-- START Data shown --
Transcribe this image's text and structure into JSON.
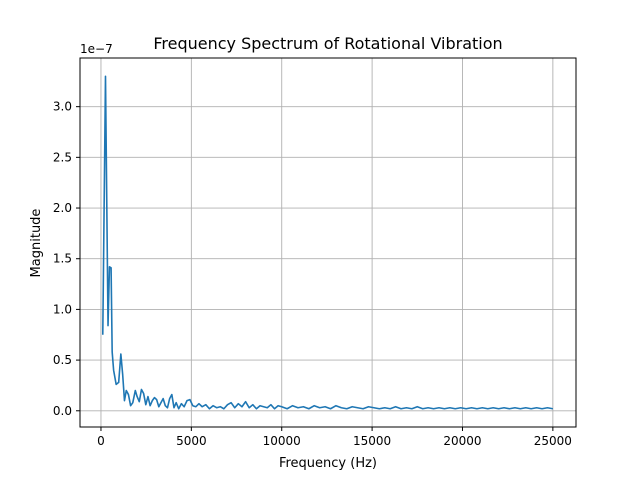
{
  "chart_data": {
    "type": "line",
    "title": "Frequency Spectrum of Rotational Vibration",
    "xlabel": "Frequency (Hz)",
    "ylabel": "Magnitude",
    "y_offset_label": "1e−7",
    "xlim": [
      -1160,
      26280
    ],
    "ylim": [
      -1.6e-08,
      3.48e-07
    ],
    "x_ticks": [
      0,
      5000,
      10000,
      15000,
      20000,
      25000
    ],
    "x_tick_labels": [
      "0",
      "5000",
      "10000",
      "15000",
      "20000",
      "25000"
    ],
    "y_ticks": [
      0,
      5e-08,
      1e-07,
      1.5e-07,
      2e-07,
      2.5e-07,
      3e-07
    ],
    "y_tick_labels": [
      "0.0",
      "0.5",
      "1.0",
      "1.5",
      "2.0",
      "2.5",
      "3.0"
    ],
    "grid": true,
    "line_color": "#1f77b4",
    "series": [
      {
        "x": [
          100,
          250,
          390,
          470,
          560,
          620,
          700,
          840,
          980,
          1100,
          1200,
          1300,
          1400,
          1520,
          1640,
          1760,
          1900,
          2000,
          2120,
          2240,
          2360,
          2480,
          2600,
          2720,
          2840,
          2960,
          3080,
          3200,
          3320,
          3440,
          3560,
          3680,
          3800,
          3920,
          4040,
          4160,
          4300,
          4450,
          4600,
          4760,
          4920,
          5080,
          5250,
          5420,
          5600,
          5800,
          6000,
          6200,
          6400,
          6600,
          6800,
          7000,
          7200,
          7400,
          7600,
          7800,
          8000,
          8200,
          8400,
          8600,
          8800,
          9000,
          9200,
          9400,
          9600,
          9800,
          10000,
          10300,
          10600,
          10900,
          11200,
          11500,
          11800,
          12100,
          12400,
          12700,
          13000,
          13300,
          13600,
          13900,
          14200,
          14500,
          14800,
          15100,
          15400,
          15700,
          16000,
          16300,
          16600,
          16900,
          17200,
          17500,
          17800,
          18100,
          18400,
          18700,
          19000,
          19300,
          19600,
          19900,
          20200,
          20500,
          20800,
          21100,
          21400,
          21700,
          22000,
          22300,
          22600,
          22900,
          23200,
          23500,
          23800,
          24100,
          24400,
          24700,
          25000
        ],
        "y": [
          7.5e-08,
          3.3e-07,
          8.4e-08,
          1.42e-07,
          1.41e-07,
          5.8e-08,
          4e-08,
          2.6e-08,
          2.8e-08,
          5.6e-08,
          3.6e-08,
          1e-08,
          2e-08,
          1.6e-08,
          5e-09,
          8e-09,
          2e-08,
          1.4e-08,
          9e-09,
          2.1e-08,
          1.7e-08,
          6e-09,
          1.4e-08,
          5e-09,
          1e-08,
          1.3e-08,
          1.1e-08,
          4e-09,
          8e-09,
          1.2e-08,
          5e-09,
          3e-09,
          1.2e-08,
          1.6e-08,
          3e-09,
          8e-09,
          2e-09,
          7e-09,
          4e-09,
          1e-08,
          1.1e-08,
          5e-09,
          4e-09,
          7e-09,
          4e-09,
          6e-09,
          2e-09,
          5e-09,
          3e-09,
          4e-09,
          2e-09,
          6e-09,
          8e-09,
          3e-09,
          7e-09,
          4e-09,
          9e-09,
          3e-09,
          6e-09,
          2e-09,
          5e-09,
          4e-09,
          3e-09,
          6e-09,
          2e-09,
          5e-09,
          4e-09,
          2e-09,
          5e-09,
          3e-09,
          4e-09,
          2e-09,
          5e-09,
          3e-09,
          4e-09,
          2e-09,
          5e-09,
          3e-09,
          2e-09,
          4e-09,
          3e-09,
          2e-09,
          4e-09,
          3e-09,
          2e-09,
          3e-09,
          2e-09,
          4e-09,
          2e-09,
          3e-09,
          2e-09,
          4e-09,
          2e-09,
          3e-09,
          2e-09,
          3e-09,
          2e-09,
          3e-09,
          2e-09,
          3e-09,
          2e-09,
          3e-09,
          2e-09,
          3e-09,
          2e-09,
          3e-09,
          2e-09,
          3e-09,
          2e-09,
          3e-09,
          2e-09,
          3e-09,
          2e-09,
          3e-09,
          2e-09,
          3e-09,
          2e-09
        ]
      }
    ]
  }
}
-- END Data shown --
-- START Data shown --
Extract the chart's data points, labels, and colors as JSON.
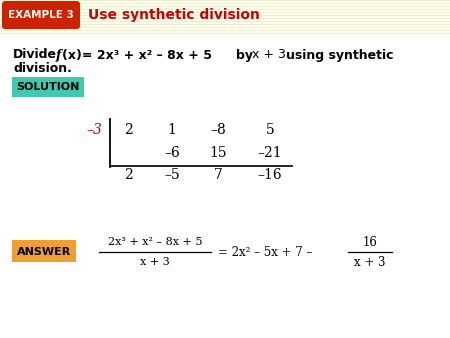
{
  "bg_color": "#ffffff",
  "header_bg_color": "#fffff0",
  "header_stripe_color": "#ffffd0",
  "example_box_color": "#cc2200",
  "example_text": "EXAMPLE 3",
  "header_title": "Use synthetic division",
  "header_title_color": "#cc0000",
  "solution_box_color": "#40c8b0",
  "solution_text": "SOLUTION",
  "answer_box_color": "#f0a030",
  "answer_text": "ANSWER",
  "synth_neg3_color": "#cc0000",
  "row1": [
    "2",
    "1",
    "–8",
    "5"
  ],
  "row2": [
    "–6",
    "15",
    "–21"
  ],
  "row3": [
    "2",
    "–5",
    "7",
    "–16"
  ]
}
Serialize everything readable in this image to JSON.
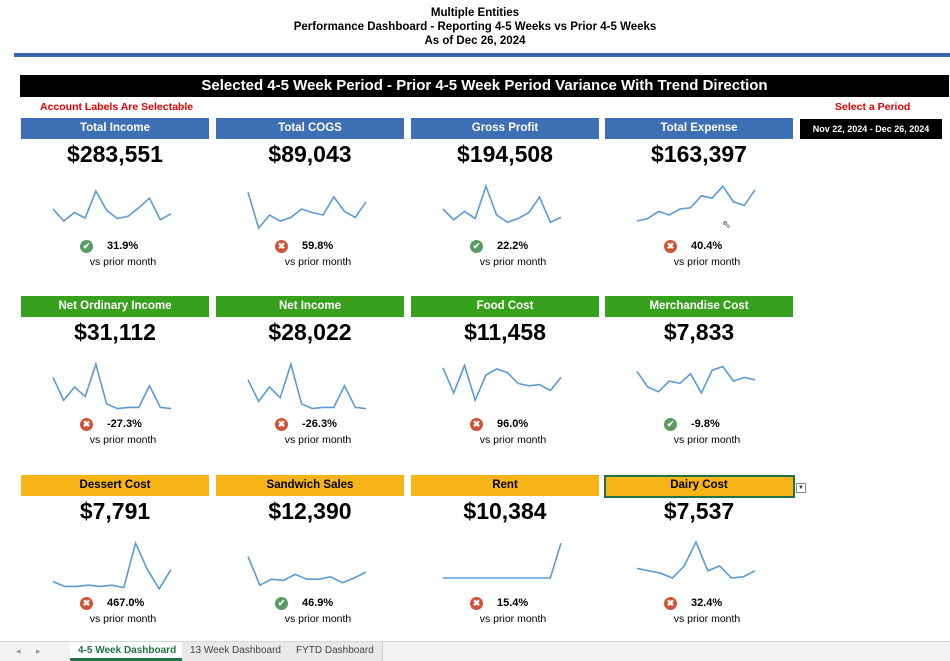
-- END Data shown --
## Task to complete
The lines you need run from the one containing "Extract the chart's" down to the one containing "Serialize everything readable"; print them exactly, both ends included, and leave out pictures.

## Expected output
Extract the chart's data points, labels, and colors as JSON.
{
  "bg_color": "#ffffff",
  "header_bg_color": "#fffff0",
  "header_stripe_color": "#ffffd0",
  "example_box_color": "#cc2200",
  "example_text": "EXAMPLE 3",
  "header_title": "Use synthetic division",
  "header_title_color": "#cc0000",
  "solution_box_color": "#40c8b0",
  "solution_text": "SOLUTION",
  "answer_box_color": "#f0a030",
  "answer_text": "ANSWER",
  "synth_neg3_color": "#cc0000",
  "row1": [
    "2",
    "1",
    "–8",
    "5"
  ],
  "row2": [
    "–6",
    "15",
    "–21"
  ],
  "row3": [
    "2",
    "–5",
    "7",
    "–16"
  ]
}
Serialize everything readable in this image to JSON.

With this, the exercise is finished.